**EXERCISE DETAILS**
Identify, in the records below, every line where the string "stint" appears, and copy each such line.
___
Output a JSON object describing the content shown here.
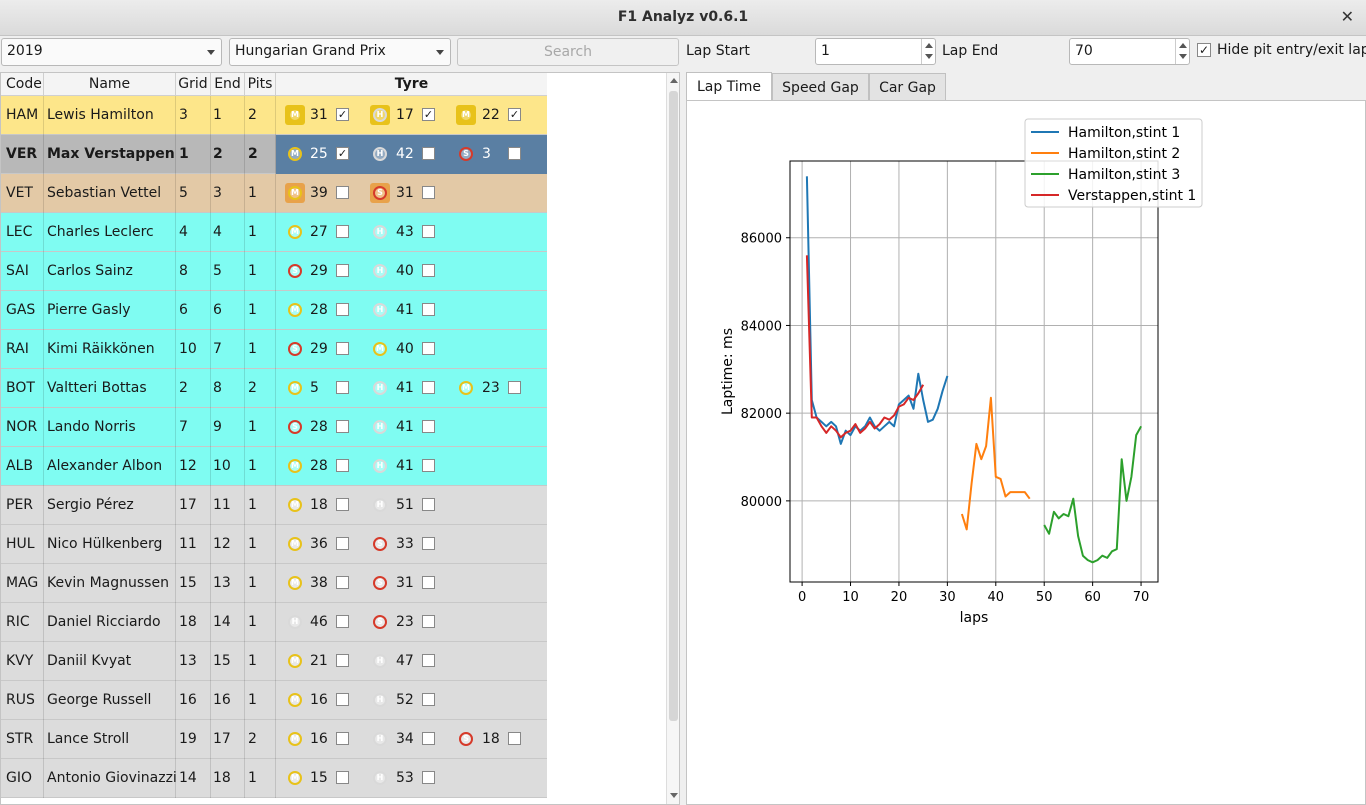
{
  "window": {
    "title": "F1 Analyz v0.6.1",
    "close_glyph": "✕"
  },
  "controls": {
    "year": "2019",
    "race": "Hungarian Grand Prix",
    "search_label": "Search",
    "lap_start_label": "Lap Start",
    "lap_start_value": "1",
    "lap_end_label": "Lap End",
    "lap_end_value": "70",
    "hide_pit_label": "Hide pit entry/exit lap",
    "hide_pit_checked": true
  },
  "table": {
    "headers": {
      "code": "Code",
      "name": "Name",
      "grid": "Grid",
      "end": "End",
      "pits": "Pits",
      "tyre": "Tyre"
    },
    "tyre_colors": {
      "M": "#e8c21a",
      "H": "#d9d9d9",
      "S": "#d63a2a"
    },
    "rows": [
      {
        "code": "HAM",
        "name": "Lewis Hamilton",
        "grid": "3",
        "end": "1",
        "pits": "2",
        "bg": "#fde68a",
        "bold": false,
        "tyres": [
          {
            "compound": "M",
            "box": "#e8c21a",
            "laps": "31",
            "checked": true
          },
          {
            "compound": "H",
            "box": "#e8c21a",
            "laps": "17",
            "checked": true
          },
          {
            "compound": "M",
            "box": "#e8c21a",
            "laps": "22",
            "checked": true
          }
        ]
      },
      {
        "code": "VER",
        "name": "Max Verstappen",
        "grid": "1",
        "end": "2",
        "pits": "2",
        "bg": "#b8b8b8",
        "selected_bg": "#5a7fa3",
        "bold": true,
        "tyres": [
          {
            "compound": "M",
            "box": "#5a7fa3",
            "laps": "25",
            "checked": true
          },
          {
            "compound": "H",
            "box": "#5a7fa3",
            "laps": "42",
            "checked": false
          },
          {
            "compound": "S",
            "box": "#5a7fa3",
            "laps": "3",
            "checked": false
          }
        ]
      },
      {
        "code": "VET",
        "name": "Sebastian Vettel",
        "grid": "5",
        "end": "3",
        "pits": "1",
        "bg": "#e3c9a6",
        "bold": false,
        "tyres": [
          {
            "compound": "M",
            "box": "#e8a24a",
            "laps": "39",
            "checked": false
          },
          {
            "compound": "S",
            "box": "#e8a24a",
            "laps": "31",
            "checked": false
          }
        ]
      },
      {
        "code": "LEC",
        "name": "Charles Leclerc",
        "grid": "4",
        "end": "4",
        "pits": "1",
        "bg": "#7ffcf2",
        "bold": false,
        "tyres": [
          {
            "compound": "M",
            "box": "#7ffcf2",
            "laps": "27",
            "checked": false
          },
          {
            "compound": "H",
            "box": "#7ffcf2",
            "laps": "43",
            "checked": false
          }
        ]
      },
      {
        "code": "SAI",
        "name": "Carlos Sainz",
        "grid": "8",
        "end": "5",
        "pits": "1",
        "bg": "#7ffcf2",
        "bold": false,
        "tyres": [
          {
            "compound": "S",
            "box": "#7ffcf2",
            "laps": "29",
            "checked": false
          },
          {
            "compound": "H",
            "box": "#7ffcf2",
            "laps": "40",
            "checked": false
          }
        ]
      },
      {
        "code": "GAS",
        "name": "Pierre Gasly",
        "grid": "6",
        "end": "6",
        "pits": "1",
        "bg": "#7ffcf2",
        "bold": false,
        "tyres": [
          {
            "compound": "M",
            "box": "#7ffcf2",
            "laps": "28",
            "checked": false
          },
          {
            "compound": "H",
            "box": "#7ffcf2",
            "laps": "41",
            "checked": false
          }
        ]
      },
      {
        "code": "RAI",
        "name": "Kimi Räikkönen",
        "grid": "10",
        "end": "7",
        "pits": "1",
        "bg": "#7ffcf2",
        "bold": false,
        "tyres": [
          {
            "compound": "S",
            "box": "#7ffcf2",
            "laps": "29",
            "checked": false
          },
          {
            "compound": "M",
            "box": "#7ffcf2",
            "laps": "40",
            "checked": false
          }
        ]
      },
      {
        "code": "BOT",
        "name": "Valtteri Bottas",
        "grid": "2",
        "end": "8",
        "pits": "2",
        "bg": "#7ffcf2",
        "bold": false,
        "tyres": [
          {
            "compound": "M",
            "box": "#7ffcf2",
            "laps": "5",
            "checked": false
          },
          {
            "compound": "H",
            "box": "#7ffcf2",
            "laps": "41",
            "checked": false
          },
          {
            "compound": "M",
            "box": "#7ffcf2",
            "laps": "23",
            "checked": false
          }
        ]
      },
      {
        "code": "NOR",
        "name": "Lando Norris",
        "grid": "7",
        "end": "9",
        "pits": "1",
        "bg": "#7ffcf2",
        "bold": false,
        "tyres": [
          {
            "compound": "S",
            "box": "#7ffcf2",
            "laps": "28",
            "checked": false
          },
          {
            "compound": "H",
            "box": "#7ffcf2",
            "laps": "41",
            "checked": false
          }
        ]
      },
      {
        "code": "ALB",
        "name": "Alexander Albon",
        "grid": "12",
        "end": "10",
        "pits": "1",
        "bg": "#7ffcf2",
        "bold": false,
        "tyres": [
          {
            "compound": "M",
            "box": "#7ffcf2",
            "laps": "28",
            "checked": false
          },
          {
            "compound": "H",
            "box": "#7ffcf2",
            "laps": "41",
            "checked": false
          }
        ]
      },
      {
        "code": "PER",
        "name": "Sergio Pérez",
        "grid": "17",
        "end": "11",
        "pits": "1",
        "bg": "#dcdcdc",
        "bold": false,
        "tyres": [
          {
            "compound": "M",
            "box": "#dcdcdc",
            "laps": "18",
            "checked": false
          },
          {
            "compound": "H",
            "box": "#dcdcdc",
            "laps": "51",
            "checked": false
          }
        ]
      },
      {
        "code": "HUL",
        "name": "Nico Hülkenberg",
        "grid": "11",
        "end": "12",
        "pits": "1",
        "bg": "#dcdcdc",
        "bold": false,
        "tyres": [
          {
            "compound": "M",
            "box": "#dcdcdc",
            "laps": "36",
            "checked": false
          },
          {
            "compound": "S",
            "box": "#dcdcdc",
            "laps": "33",
            "checked": false
          }
        ]
      },
      {
        "code": "MAG",
        "name": "Kevin Magnussen",
        "grid": "15",
        "end": "13",
        "pits": "1",
        "bg": "#dcdcdc",
        "bold": false,
        "tyres": [
          {
            "compound": "M",
            "box": "#dcdcdc",
            "laps": "38",
            "checked": false
          },
          {
            "compound": "S",
            "box": "#dcdcdc",
            "laps": "31",
            "checked": false
          }
        ]
      },
      {
        "code": "RIC",
        "name": "Daniel Ricciardo",
        "grid": "18",
        "end": "14",
        "pits": "1",
        "bg": "#dcdcdc",
        "bold": false,
        "tyres": [
          {
            "compound": "H",
            "box": "#dcdcdc",
            "laps": "46",
            "checked": false
          },
          {
            "compound": "S",
            "box": "#dcdcdc",
            "laps": "23",
            "checked": false
          }
        ]
      },
      {
        "code": "KVY",
        "name": "Daniil Kvyat",
        "grid": "13",
        "end": "15",
        "pits": "1",
        "bg": "#dcdcdc",
        "bold": false,
        "tyres": [
          {
            "compound": "M",
            "box": "#dcdcdc",
            "laps": "21",
            "checked": false
          },
          {
            "compound": "H",
            "box": "#dcdcdc",
            "laps": "47",
            "checked": false
          }
        ]
      },
      {
        "code": "RUS",
        "name": "George Russell",
        "grid": "16",
        "end": "16",
        "pits": "1",
        "bg": "#dcdcdc",
        "bold": false,
        "tyres": [
          {
            "compound": "M",
            "box": "#dcdcdc",
            "laps": "16",
            "checked": false
          },
          {
            "compound": "H",
            "box": "#dcdcdc",
            "laps": "52",
            "checked": false
          }
        ]
      },
      {
        "code": "STR",
        "name": "Lance Stroll",
        "grid": "19",
        "end": "17",
        "pits": "2",
        "bg": "#dcdcdc",
        "bold": false,
        "tyres": [
          {
            "compound": "M",
            "box": "#dcdcdc",
            "laps": "16",
            "checked": false
          },
          {
            "compound": "H",
            "box": "#dcdcdc",
            "laps": "34",
            "checked": false
          },
          {
            "compound": "S",
            "box": "#dcdcdc",
            "laps": "18",
            "checked": false
          }
        ]
      },
      {
        "code": "GIO",
        "name": "Antonio Giovinazzi",
        "grid": "14",
        "end": "18",
        "pits": "1",
        "bg": "#dcdcdc",
        "bold": false,
        "tyres": [
          {
            "compound": "M",
            "box": "#dcdcdc",
            "laps": "15",
            "checked": false
          },
          {
            "compound": "H",
            "box": "#dcdcdc",
            "laps": "53",
            "checked": false
          }
        ]
      }
    ]
  },
  "tabs": [
    {
      "label": "Lap Time",
      "active": true
    },
    {
      "label": "Speed Gap",
      "active": false
    },
    {
      "label": "Car Gap",
      "active": false
    }
  ],
  "chart_data": {
    "type": "line",
    "xlabel": "laps",
    "ylabel": "Laptime: ms",
    "xlim": [
      -2.5,
      73.5
    ],
    "ylim": [
      78150,
      87750
    ],
    "xticks": [
      0,
      10,
      20,
      30,
      40,
      50,
      60,
      70
    ],
    "yticks": [
      80000,
      82000,
      84000,
      86000
    ],
    "grid": true,
    "legend_position": "upper-right",
    "series": [
      {
        "name": "Hamilton,stint 1",
        "color": "#1f77b4",
        "x": [
          1,
          2,
          3,
          4,
          5,
          6,
          7,
          8,
          9,
          10,
          11,
          12,
          13,
          14,
          15,
          16,
          17,
          18,
          19,
          20,
          21,
          22,
          23,
          24,
          25,
          26,
          27,
          28,
          29,
          30
        ],
        "y": [
          87400,
          82300,
          81900,
          81800,
          81700,
          81800,
          81700,
          81300,
          81600,
          81500,
          81700,
          81600,
          81700,
          81900,
          81700,
          81600,
          81700,
          81800,
          81700,
          82200,
          82300,
          82400,
          82100,
          82900,
          82300,
          81800,
          81850,
          82100,
          82500,
          82850
        ]
      },
      {
        "name": "Hamilton,stint 2",
        "color": "#ff7f0e",
        "x": [
          33,
          34,
          35,
          36,
          37,
          38,
          39,
          40,
          41,
          42,
          43,
          44,
          45,
          46,
          47
        ],
        "y": [
          79700,
          79350,
          80400,
          81300,
          80950,
          81250,
          82350,
          80550,
          80500,
          80100,
          80200,
          80200,
          80200,
          80200,
          80050
        ]
      },
      {
        "name": "Hamilton,stint 3",
        "color": "#2ca02c",
        "x": [
          50,
          51,
          52,
          53,
          54,
          55,
          56,
          57,
          58,
          59,
          60,
          61,
          62,
          63,
          64,
          65,
          66,
          67,
          68,
          69,
          70
        ],
        "y": [
          79450,
          79250,
          79750,
          79600,
          79700,
          79650,
          80050,
          79200,
          78750,
          78650,
          78600,
          78650,
          78750,
          78700,
          78850,
          78900,
          80950,
          80000,
          80550,
          81500,
          81700
        ]
      },
      {
        "name": "Verstappen,stint 1",
        "color": "#d62728",
        "x": [
          1,
          2,
          3,
          4,
          5,
          6,
          7,
          8,
          9,
          10,
          11,
          12,
          13,
          14,
          15,
          16,
          17,
          18,
          19,
          20,
          21,
          22,
          23,
          24,
          25
        ],
        "y": [
          85600,
          81900,
          81900,
          81700,
          81550,
          81700,
          81600,
          81450,
          81550,
          81600,
          81750,
          81550,
          81650,
          81800,
          81650,
          81750,
          81900,
          81850,
          81950,
          82150,
          82200,
          82350,
          82300,
          82450,
          82650
        ]
      }
    ]
  }
}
___
**SOLUTION FOR THIS EXERCISE**
        "name": "Hamilton,stint 1",
        "name": "Hamilton,stint 2",
        "name": "Hamilton,stint 3",
        "name": "Verstappen,stint 1",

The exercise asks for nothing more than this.